_Brief A_
According to the post on the semantic web analogue paper, why does the paper's author say the search for an analogue is not a marketing question? Answer in one to three sentences.
_Brief B_
Carry the post about an analogue for the semantic web forward from its final sentence, keeping its informal voice.

_Text passage_
= = = = =

Science for SEO: "I won't adopt the semantic web!"

I've heard variants of this for quite a long time, in fact since the semantic web thing became mainstream. It's never easy to introduce something new, as novel applications designers will know, and users don't want to learn something new, however easy it is to pick up. The semantic web is suffering from this too, in fact many webmasters don't want to adopt it saying it's too much work or they can't see why it's important etc...

Well low and behold (you know me by now) I found a paper which addresses this issue in a very intelligent way and answers quite a few questions. It's called "What is an analogue for the semantic web and why is having one important?" by mc schraefel from the university of Southampton (which regularly produces cool papers).

First off, an "analogue" in this sense is something that has a direct resemblance to something else. For example print (books and things) is analogous to the web because a web page is like a page from a book or newspaper, manual and so on. The central topic of this paper is about finding something analogous to help people understand the semantic web so it's not so foreign and scary or whatever.

The author says that the web has been represented by Pages + Links and proposes that the semantic web be represented by Notebook + Memex.

The Memex was invented by Vannevar Bush in 1945. It's the concept of an online library, an interconnected knowledge-base.

He points out that the semantic web offers very powerful way to interact with information, and to build new interactions for that information. He does, as I do, believe that the entire issue concerning the semantic web and its acceptance is due to the research community not communicating it properly.

"It is important to note that the motivation for this question of analogue is not a marketing/packaging question to help sell the Semantic Web, but is simply a matter of fundamental importance in any research space: it is critical to have both a shared and sharable understanding of a (potentially new) paradigm. If we do not have such a shared understanding, we cannot interrogate the paradigm for either its technical or, perhaps especially, its social goals."

He notes that all web 2.0 stuff has been based on highly familiar models, as RSS for example is still text and the idea of tag clouds and tagging is still displayed just like a catalogue. The understanding of the web when it was 5 years old is very different to the understanding of the semantic web which has just turned 5. He also very nicely points out that the wikipedia entry for the semantic web is a bit rubbish: "All that description tells anyone about the semantic Web is that it is for Machines." The emphasis as far as semantic web researchers are concerned is the end user. It is all about creating powerful links in information so that question-answering is made possible and a whole host of other knowledge discovery methods.

"But how do we describe this potential? For a community steeped in rich link models, Hypertext is an obvious conceptualization. But beyond this community, Hypertext equals “a page with links” – it equals the current Web, not the rich possibility of what we might call Real Hypertext, which was modeled in Note Cards and Microcosm."

= = = = =

_Material_

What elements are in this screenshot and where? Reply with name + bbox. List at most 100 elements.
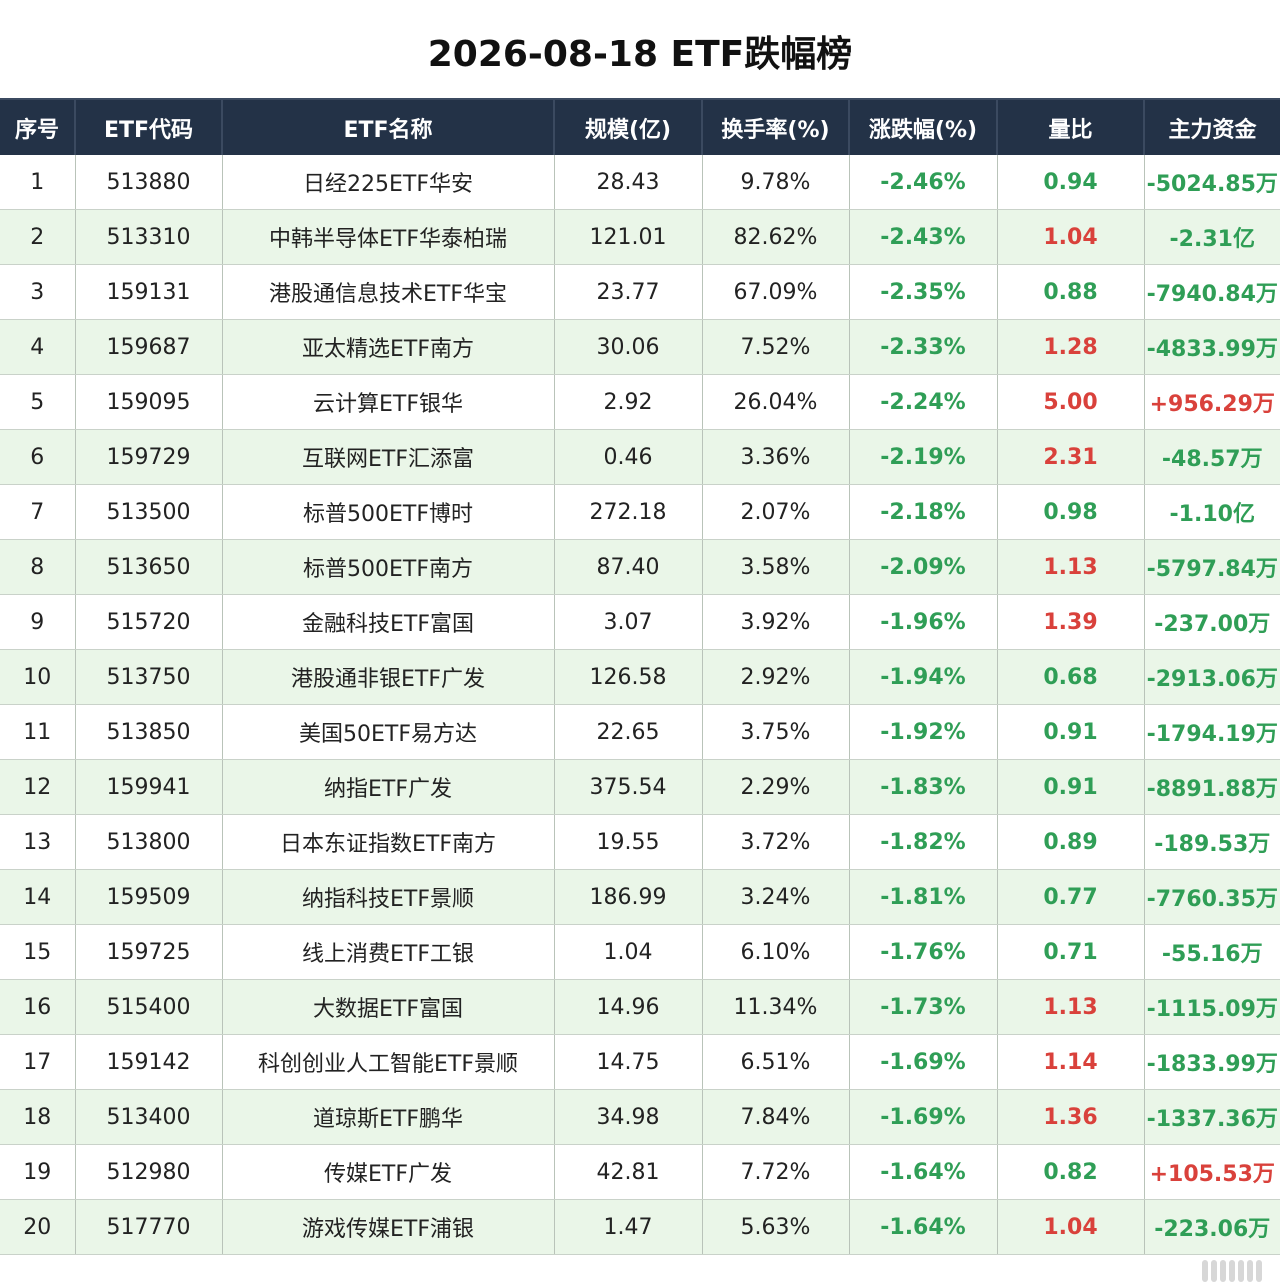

= = = = =

_Written answer A_
Any research space needs a shared and sharable understanding of a potentially new paradigm. Without one, the paradigm cannot be examined for its technical or social goals.

_Written answer B_
The hyperlink in the semantic web can be thought of as "meaning" which is one of the hard to grasp concepts. "That is, the way meaning is communicated that is not via the explicit prose page or catalogue page, but is via the exposure of the ways in which data is associated, and can be discovered, by direct semantic association, for the reader/interactor/explorer to make meaning."

The author says that the notepad is a good way of introducing the semantic web because it is a page but is unstructured, Calendars and things can be shared, and things like Twitter allow users to post snippets. "One item can act as a way of redefining another". Google docs and various snippet keepers on the web (like the now defunct Google notebook) mean that data is generated and shared and linked in too. The memex is good too because it is designed to retrieve data and not "denature it" by this we mean that it isn't taken out of context.

The semantic web languages like RDF mean that everything can be connected and retrieved intelligently and effectively. It is "automatic structure extraction" which means that you can look at all of your information in the context it was created or saved in. The data can also be associated to other relevant information too. For example you could find other people talking about the same topic, or working on the same kind of project, events you might be interested in...

The author observes that the notepad model has limitations like the structure and also "viewing page 6 next to page 36" isn't easy. He suggests the note card model which is a stack of cards with ideas, people, data about stuff written on them and interlinked to external data. "The relevance of the note card model to the concept of the Semantic Web as personal work space with associated public data is in the integration of personal ideas with external sources: the idea cards are backed up with/informed by the quotations from external sources."

He concludes asking if we are ready for a system to support such creativity. This means that computers are no longer simply used for productivity. He does believe that we are. I also believe that we are. More importantly I believe that the semantic web is a foundation for far more intelligent systems. We need to experiment with this model and develop it properly in order to advance.

Obviously this kind of system can't be implemented by humans completely and needs to be automated, which it is really. There are all sorts of programs out there that will create stuff for you.

Why should you care?

If you don't embrace the semantic web it is likely that you will be left behind because it is a necessary step in web evolution. It will become widespread and it is important to be prepped for it. It should have your support because it is an ingenious and very powerful way of dealing with the ever growing mass of data available.

4 comments:

Anonymous said...: I also think a factor is the lack of tutorials on how to implement the semantic web correctly is lacking.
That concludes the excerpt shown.